**ITEMS**
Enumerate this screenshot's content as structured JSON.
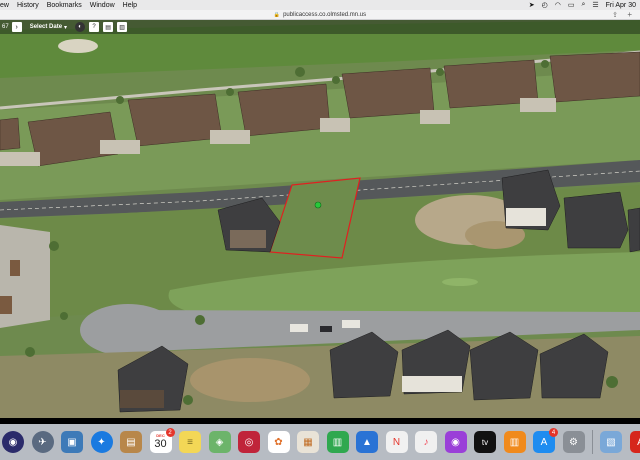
{
  "menubar": {
    "items": [
      "ew",
      "History",
      "Bookmarks",
      "Window",
      "Help"
    ],
    "date_time": "Fri Apr 30"
  },
  "browser": {
    "url": "publicaccess.co.olmsted.mn.us"
  },
  "viewer": {
    "page_number": "67",
    "select_date_label": "Select Date",
    "arrow_glyph": "›"
  },
  "map": {
    "highlight_color": "#e02020",
    "marker_color": "#28c83a"
  },
  "dock": {
    "apps": [
      {
        "name": "siri",
        "bg": "#2b2b6b",
        "glyph": "◉"
      },
      {
        "name": "launchpad",
        "bg": "#5a6a80",
        "glyph": "🚀"
      },
      {
        "name": "preview",
        "bg": "#3d7ab8",
        "glyph": "▣"
      },
      {
        "name": "safari",
        "bg": "#1a7ae0",
        "glyph": "✦"
      },
      {
        "name": "notefile",
        "bg": "#b8874a",
        "glyph": "▤"
      },
      {
        "name": "calendar",
        "bg": "#ffffff",
        "glyph": ""
      },
      {
        "name": "notes",
        "bg": "#f3d756",
        "glyph": "≡"
      },
      {
        "name": "maps",
        "bg": "#6cb46a",
        "glyph": "◈"
      },
      {
        "name": "photo-booth",
        "bg": "#c0243a",
        "glyph": "◎"
      },
      {
        "name": "photos",
        "bg": "#ffffff",
        "glyph": "✿"
      },
      {
        "name": "keynote-doc",
        "bg": "#e9e3d7",
        "glyph": "▦"
      },
      {
        "name": "numbers",
        "bg": "#2fa84f",
        "glyph": "▥"
      },
      {
        "name": "keynote",
        "bg": "#2a73d5",
        "glyph": "▲"
      },
      {
        "name": "news",
        "bg": "#f1f1f1",
        "glyph": "N"
      },
      {
        "name": "music",
        "bg": "#f0f0f0",
        "glyph": "♪"
      },
      {
        "name": "podcasts",
        "bg": "#9a3fd8",
        "glyph": "◉"
      },
      {
        "name": "tv",
        "bg": "#111111",
        "glyph": "tv"
      },
      {
        "name": "books",
        "bg": "#f08a1c",
        "glyph": "▥"
      },
      {
        "name": "app-store",
        "bg": "#1e8cf0",
        "glyph": "A"
      },
      {
        "name": "system-preferences",
        "bg": "#8a8f96",
        "glyph": "⚙"
      },
      {
        "name": "preview-2",
        "bg": "#7aa8d8",
        "glyph": "▧"
      },
      {
        "name": "acrobat",
        "bg": "#d6261c",
        "glyph": "A"
      }
    ],
    "calendar": {
      "month": "DEC",
      "day": "30",
      "badge": "2"
    },
    "app_store_badge": "4"
  }
}
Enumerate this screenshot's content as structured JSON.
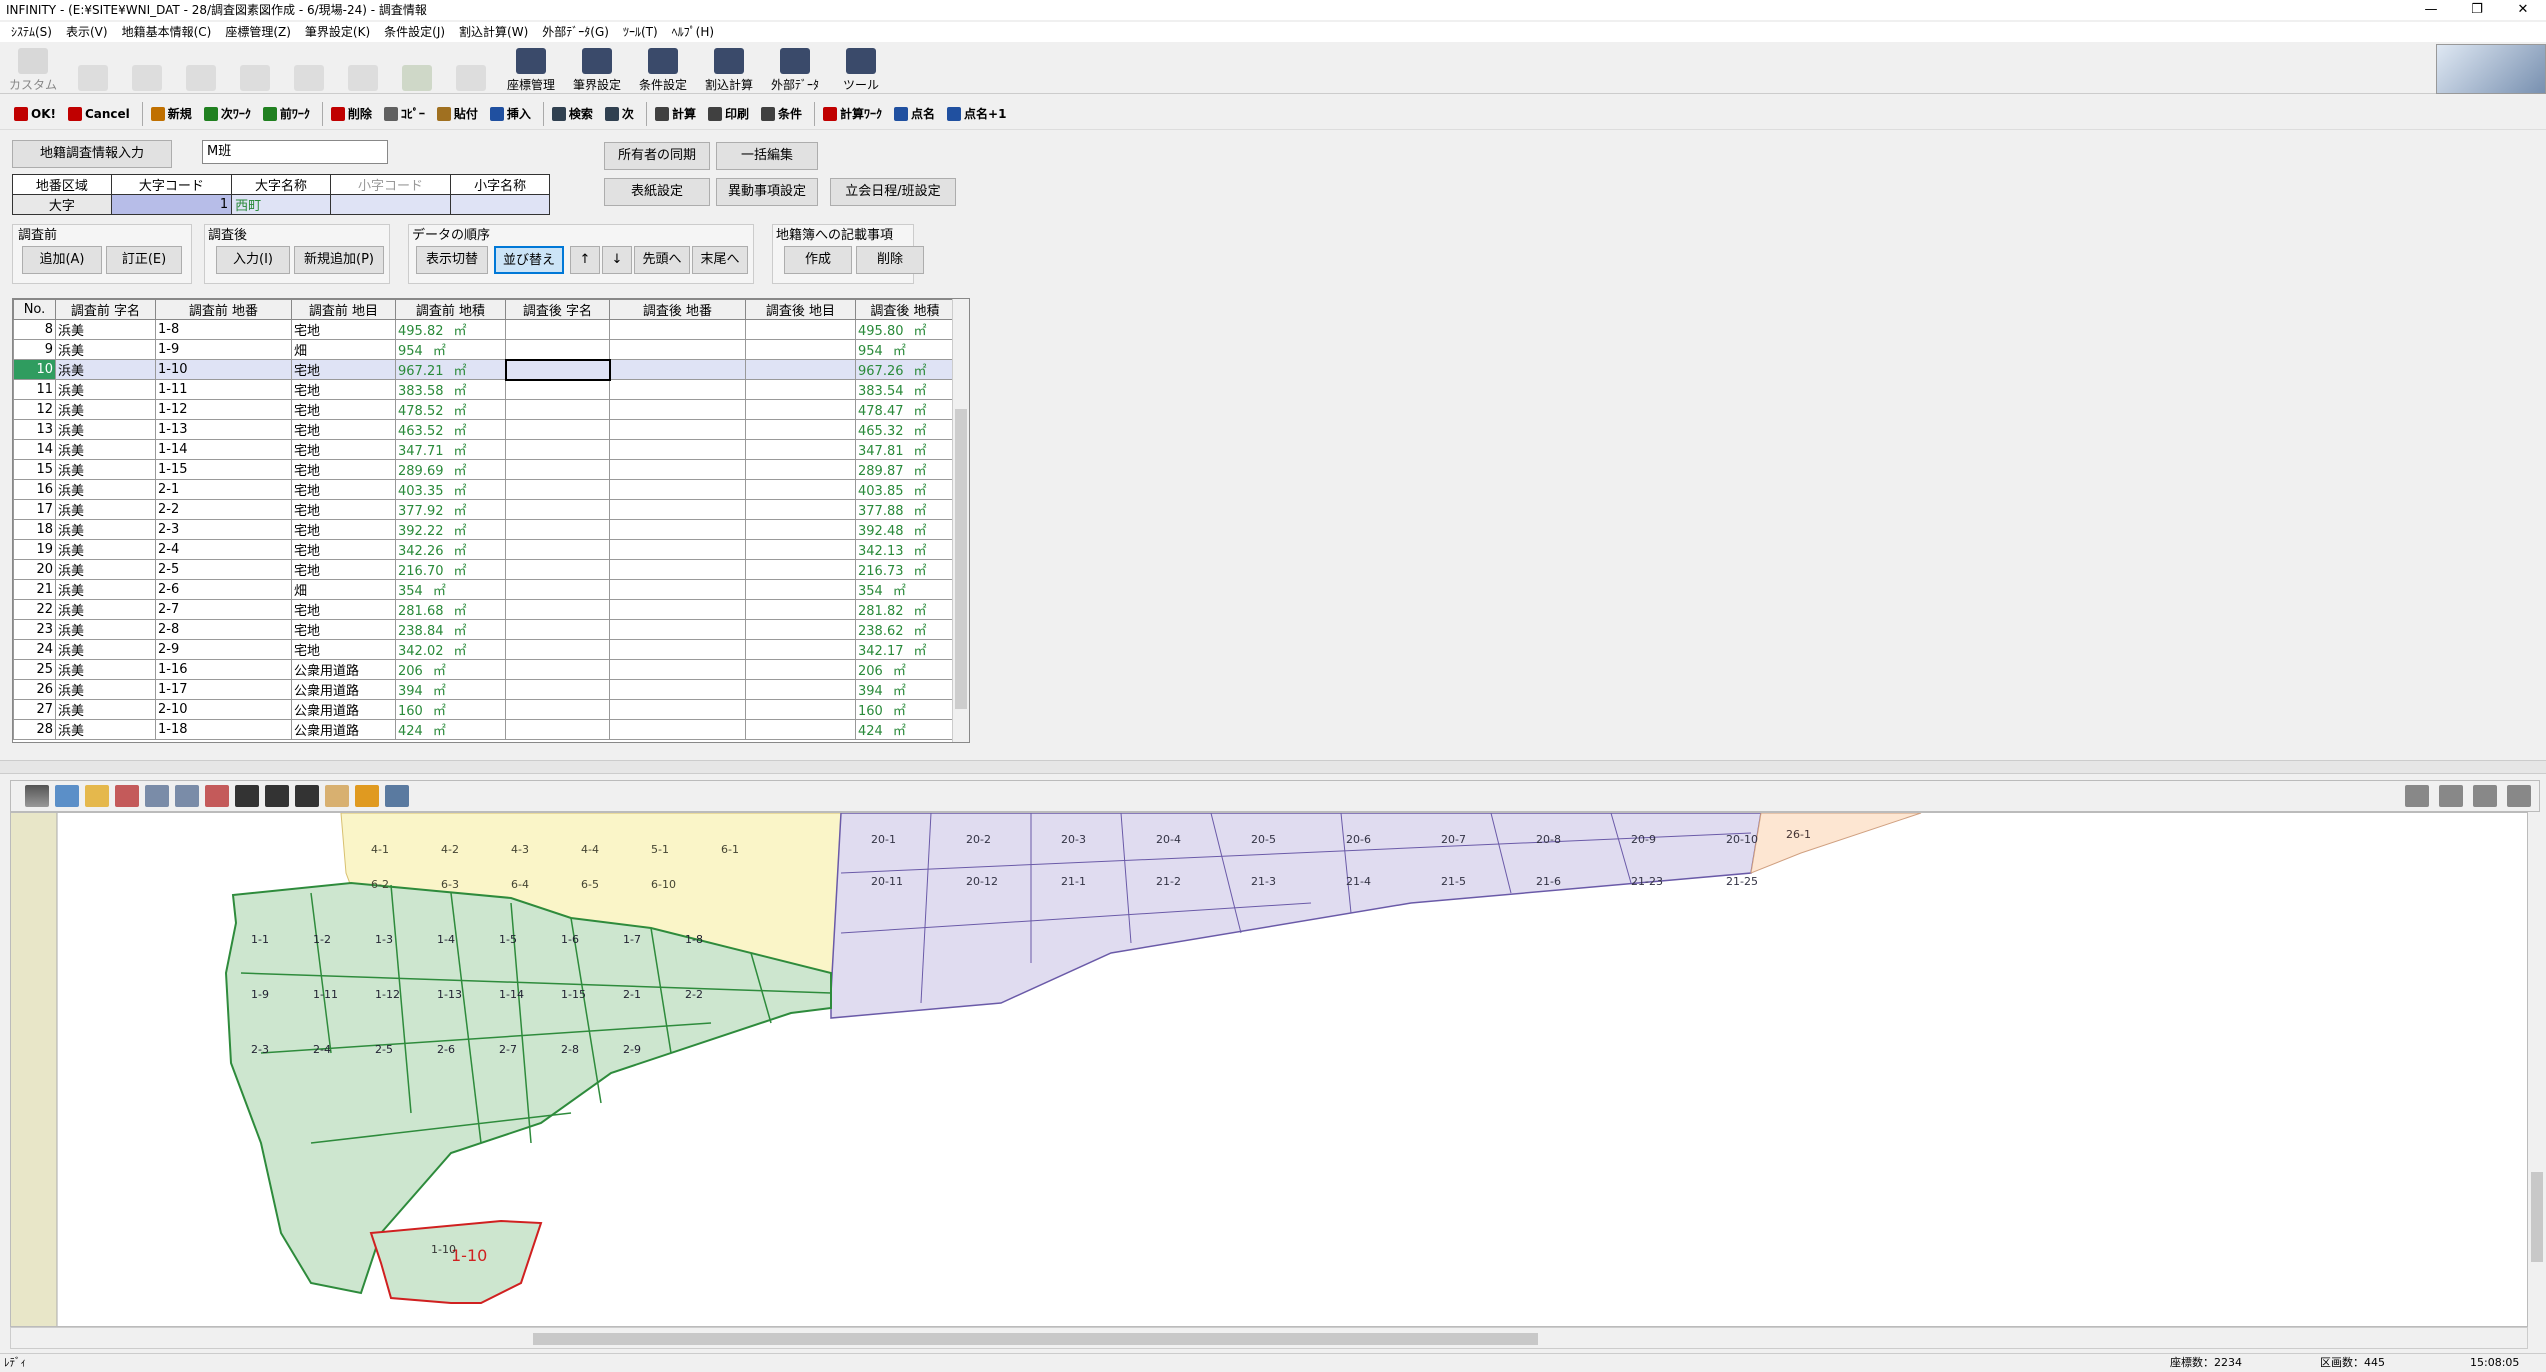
{
  "window": {
    "title": "INFINITY - (E:¥SITE¥WNI_DAT - 28/調査図素図作成 - 6/現場-24) - 調査情報",
    "minimize": "—",
    "restore": "❐",
    "close": "✕"
  },
  "menu": [
    "ｼｽﾃﾑ(S)",
    "表示(V)",
    "地籍基本情報(C)",
    "座標管理(Z)",
    "筆界設定(K)",
    "条件設定(J)",
    "割込計算(W)",
    "外部ﾃﾞｰﾀ(G)",
    "ﾂｰﾙ(T)",
    "ﾍﾙﾌﾟ(H)"
  ],
  "toolbar1": {
    "custom": "カスタム",
    "items": [
      {
        "label": "座標管理",
        "icon": "xyz-icon"
      },
      {
        "label": "筆界設定",
        "icon": "boundary-icon"
      },
      {
        "label": "条件設定",
        "icon": "condition-icon"
      },
      {
        "label": "割込計算",
        "icon": "calc-icon"
      },
      {
        "label": "外部ﾃﾞｰﾀ",
        "icon": "sim-txt-icon"
      },
      {
        "label": "ツール",
        "icon": "tool-icon"
      }
    ]
  },
  "toolbar2": [
    {
      "label": "OK!",
      "icon": "ok-icon",
      "color": "#c00000"
    },
    {
      "label": "Cancel",
      "icon": "cancel-icon",
      "color": "#c00000"
    },
    {
      "label": "新規",
      "icon": "new-icon",
      "color": "#c07000"
    },
    {
      "label": "次ﾜｰｸ",
      "icon": "next-work-icon",
      "color": "#208020"
    },
    {
      "label": "前ﾜｰｸ",
      "icon": "prev-work-icon",
      "color": "#208020"
    },
    {
      "label": "削除",
      "icon": "scissors-icon",
      "color": "#c00000"
    },
    {
      "label": "ｺﾋﾟｰ",
      "icon": "copy-icon",
      "color": "#606060"
    },
    {
      "label": "貼付",
      "icon": "paste-icon",
      "color": "#a07020"
    },
    {
      "label": "挿入",
      "icon": "insert-icon",
      "color": "#2050a0"
    },
    {
      "label": "検索",
      "icon": "search-icon",
      "color": "#304050"
    },
    {
      "label": "次",
      "icon": "search-next-icon",
      "color": "#304050"
    },
    {
      "label": "計算",
      "icon": "calculator-icon",
      "color": "#404040"
    },
    {
      "label": "印刷",
      "icon": "print-icon",
      "color": "#404040"
    },
    {
      "label": "条件",
      "icon": "condition-icon",
      "color": "#404040"
    },
    {
      "label": "計算ﾜｰｸ",
      "icon": "calc-work-icon",
      "color": "#c00000"
    },
    {
      "label": "点名",
      "icon": "point-name-icon",
      "color": "#2050a0"
    },
    {
      "label": "点名+1",
      "icon": "point-name-plus-icon",
      "color": "#2050a0"
    }
  ],
  "form": {
    "survey_button": "地籍調査情報入力",
    "team_value": "M班",
    "owner_sync": "所有者の同期",
    "bulk_edit": "一括編集",
    "cover_settings": "表紙設定",
    "change_settings": "異動事項設定",
    "meeting_schedule": "立会日程/班設定",
    "area_headers": [
      "地番区域",
      "大字コード",
      "大字名称",
      "小字コード",
      "小字名称"
    ],
    "area_row": [
      "大字",
      "1",
      "西町",
      "",
      ""
    ],
    "before_label": "調査前",
    "after_label": "調査後",
    "order_label": "データの順序",
    "registry_label": "地籍簿への記載事項",
    "add_btn": "追加(A)",
    "fix_btn": "訂正(E)",
    "input_btn": "入力(I)",
    "new_add_btn": "新規追加(P)",
    "display_switch": "表示切替",
    "sort_btn": "並び替え",
    "up_btn": "↑",
    "down_btn": "↓",
    "first_btn": "先頭へ",
    "last_btn": "末尾へ",
    "create_btn": "作成",
    "delete_btn": "削除"
  },
  "grid": {
    "headers": [
      "No.",
      "調査前 字名",
      "調査前 地番",
      "調査前 地目",
      "調査前 地積",
      "調査後 字名",
      "調査後 地番",
      "調査後 地目",
      "調査後 地積"
    ],
    "unit": "㎡",
    "rows": [
      [
        "8",
        "浜美",
        "1-8",
        "宅地",
        "495.82",
        "495.80"
      ],
      [
        "9",
        "浜美",
        "1-9",
        "畑",
        "954",
        "954"
      ],
      [
        "10",
        "浜美",
        "1-10",
        "宅地",
        "967.21",
        "967.26"
      ],
      [
        "11",
        "浜美",
        "1-11",
        "宅地",
        "383.58",
        "383.54"
      ],
      [
        "12",
        "浜美",
        "1-12",
        "宅地",
        "478.52",
        "478.47"
      ],
      [
        "13",
        "浜美",
        "1-13",
        "宅地",
        "463.52",
        "465.32"
      ],
      [
        "14",
        "浜美",
        "1-14",
        "宅地",
        "347.71",
        "347.81"
      ],
      [
        "15",
        "浜美",
        "1-15",
        "宅地",
        "289.69",
        "289.87"
      ],
      [
        "16",
        "浜美",
        "2-1",
        "宅地",
        "403.35",
        "403.85"
      ],
      [
        "17",
        "浜美",
        "2-2",
        "宅地",
        "377.92",
        "377.88"
      ],
      [
        "18",
        "浜美",
        "2-3",
        "宅地",
        "392.22",
        "392.48"
      ],
      [
        "19",
        "浜美",
        "2-4",
        "宅地",
        "342.26",
        "342.13"
      ],
      [
        "20",
        "浜美",
        "2-5",
        "宅地",
        "216.70",
        "216.73"
      ],
      [
        "21",
        "浜美",
        "2-6",
        "畑",
        "354",
        "354"
      ],
      [
        "22",
        "浜美",
        "2-7",
        "宅地",
        "281.68",
        "281.82"
      ],
      [
        "23",
        "浜美",
        "2-8",
        "宅地",
        "238.84",
        "238.62"
      ],
      [
        "24",
        "浜美",
        "2-9",
        "宅地",
        "342.02",
        "342.17"
      ],
      [
        "25",
        "浜美",
        "1-16",
        "公衆用道路",
        "206",
        "206"
      ],
      [
        "26",
        "浜美",
        "1-17",
        "公衆用道路",
        "394",
        "394"
      ],
      [
        "27",
        "浜美",
        "2-10",
        "公衆用道路",
        "160",
        "160"
      ],
      [
        "28",
        "浜美",
        "1-18",
        "公衆用道路",
        "424",
        "424"
      ]
    ],
    "selected_row": "10"
  },
  "map": {
    "green_parcels": [
      "1-1",
      "1-2",
      "1-3",
      "1-4",
      "1-5",
      "1-6",
      "1-7",
      "1-8",
      "1-9",
      "1-11",
      "1-12",
      "1-13",
      "1-14",
      "1-15",
      "2-1",
      "2-2",
      "2-3",
      "2-4",
      "2-5",
      "2-6",
      "2-7",
      "2-8",
      "2-9"
    ],
    "yellow_parcels": [
      "4-1",
      "4-2",
      "4-3",
      "4-4",
      "5-1",
      "6-1",
      "6-2",
      "6-3",
      "6-4",
      "6-5",
      "6-10"
    ],
    "purple_parcels": [
      "20-1",
      "20-2",
      "20-3",
      "20-4",
      "20-5",
      "20-6",
      "20-7",
      "20-8",
      "20-9",
      "20-10",
      "20-11",
      "20-12",
      "21-1",
      "21-2",
      "21-3",
      "21-4",
      "21-5",
      "21-6",
      "21-23",
      "21-25"
    ],
    "orange_parcels": [
      "26-1"
    ],
    "selected_label": "1-10",
    "selected_sublabel": "1-10"
  },
  "status": {
    "left": "ﾚﾃﾞｨ",
    "points": "座標数：2234",
    "sections": "区画数：445",
    "time": "15:08:05"
  }
}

**BRIEF**
Copy each line in the data that holds the word "next".

**ANSWER FOR THE TASK**
      "icon": "next-work-icon",
      "icon": "search-next-icon",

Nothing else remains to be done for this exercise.